→ **Jouw opdracht**
Schrijf de volledige tekst over Kollwitz hieronder letterlijk over.

→ **Aangeleverde tekst**
Kollwitz staat in meerdere opzichten ver van me af. Ze was Duits, dus min of meer onze vijand, ze was een werkelijk persoon, dus minder plooibaar voor een romanschrijver, en ze was vrouw. Nu waren vrouwen in die oorlog zeker actief, in de medische zorg en als auteur, maar om haar echt dichterbij te krijgen hebben we een vrouwelijke gids nodig die zich in haar kan verplaatsen. Hoofdpersoon Meryem leeft in onze tijd, en stelt zich tot taak om Kollwitz te volgen en doorgronden. Mannelijke lezers zoals ik zijn maar wat blij dat Lenssen met deze formule toch een nieuw perspectief op de oorlog opent.

→ **Gegeven materiaal**
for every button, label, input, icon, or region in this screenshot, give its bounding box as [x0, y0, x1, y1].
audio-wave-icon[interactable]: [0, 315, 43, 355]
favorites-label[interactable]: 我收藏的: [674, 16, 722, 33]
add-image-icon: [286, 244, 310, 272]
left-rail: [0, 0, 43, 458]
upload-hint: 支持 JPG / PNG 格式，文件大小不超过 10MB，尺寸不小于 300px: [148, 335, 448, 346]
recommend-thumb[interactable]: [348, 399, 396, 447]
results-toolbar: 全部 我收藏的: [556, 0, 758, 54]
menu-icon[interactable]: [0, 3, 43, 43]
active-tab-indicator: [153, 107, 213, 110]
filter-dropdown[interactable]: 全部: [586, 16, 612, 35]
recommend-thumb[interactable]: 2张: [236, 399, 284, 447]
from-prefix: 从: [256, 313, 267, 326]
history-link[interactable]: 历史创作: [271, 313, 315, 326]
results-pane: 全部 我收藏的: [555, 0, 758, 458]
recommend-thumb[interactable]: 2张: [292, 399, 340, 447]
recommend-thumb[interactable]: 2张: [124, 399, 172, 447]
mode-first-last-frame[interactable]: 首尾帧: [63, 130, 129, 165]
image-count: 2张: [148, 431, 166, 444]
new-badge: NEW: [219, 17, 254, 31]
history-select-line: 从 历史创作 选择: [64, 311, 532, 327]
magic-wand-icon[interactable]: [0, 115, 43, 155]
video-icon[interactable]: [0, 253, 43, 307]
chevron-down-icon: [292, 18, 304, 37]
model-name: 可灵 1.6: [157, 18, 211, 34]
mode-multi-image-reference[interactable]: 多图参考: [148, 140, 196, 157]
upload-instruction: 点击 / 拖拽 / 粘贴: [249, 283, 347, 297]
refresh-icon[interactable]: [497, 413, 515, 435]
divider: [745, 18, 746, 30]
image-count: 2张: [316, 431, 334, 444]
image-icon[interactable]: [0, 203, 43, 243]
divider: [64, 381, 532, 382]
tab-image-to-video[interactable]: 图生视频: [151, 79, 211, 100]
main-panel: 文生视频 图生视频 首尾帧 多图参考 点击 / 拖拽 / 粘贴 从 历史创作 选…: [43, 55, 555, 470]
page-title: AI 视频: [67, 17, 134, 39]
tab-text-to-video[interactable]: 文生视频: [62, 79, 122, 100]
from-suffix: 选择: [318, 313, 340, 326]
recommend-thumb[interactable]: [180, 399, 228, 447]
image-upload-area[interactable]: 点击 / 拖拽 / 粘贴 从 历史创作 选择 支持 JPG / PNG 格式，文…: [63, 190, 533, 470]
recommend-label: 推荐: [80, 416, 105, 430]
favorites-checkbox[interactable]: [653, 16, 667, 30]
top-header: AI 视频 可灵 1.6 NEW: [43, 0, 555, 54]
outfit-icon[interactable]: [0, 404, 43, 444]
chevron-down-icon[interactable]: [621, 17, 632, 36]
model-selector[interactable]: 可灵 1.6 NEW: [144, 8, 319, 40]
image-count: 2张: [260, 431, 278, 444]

→ **Uitwerking**
Kollwitz staat in meerdere opzichten ver van me af. Ze was Duits, dus min of meer onze vijand, ze was een werkelijk persoon, dus minder plooibaar voor een romanschrijver, en ze was vrouw. Nu waren vrouwen in die oorlog zeker actief, in de medische zorg en als auteur, maar om haar echt dichterbij te krijgen hebben we een vrouwelijke gids nodig die zich in haar kan verplaatsen. Hoofdpersoon Meryem leeft in onze tijd, en stelt zich tot taak om Kollwitz te volgen en doorgronden. Mannelijke lezers zoals ik zijn maar wat blij dat Lenssen met deze formule toch een nieuw perspectief op de oorlog opent.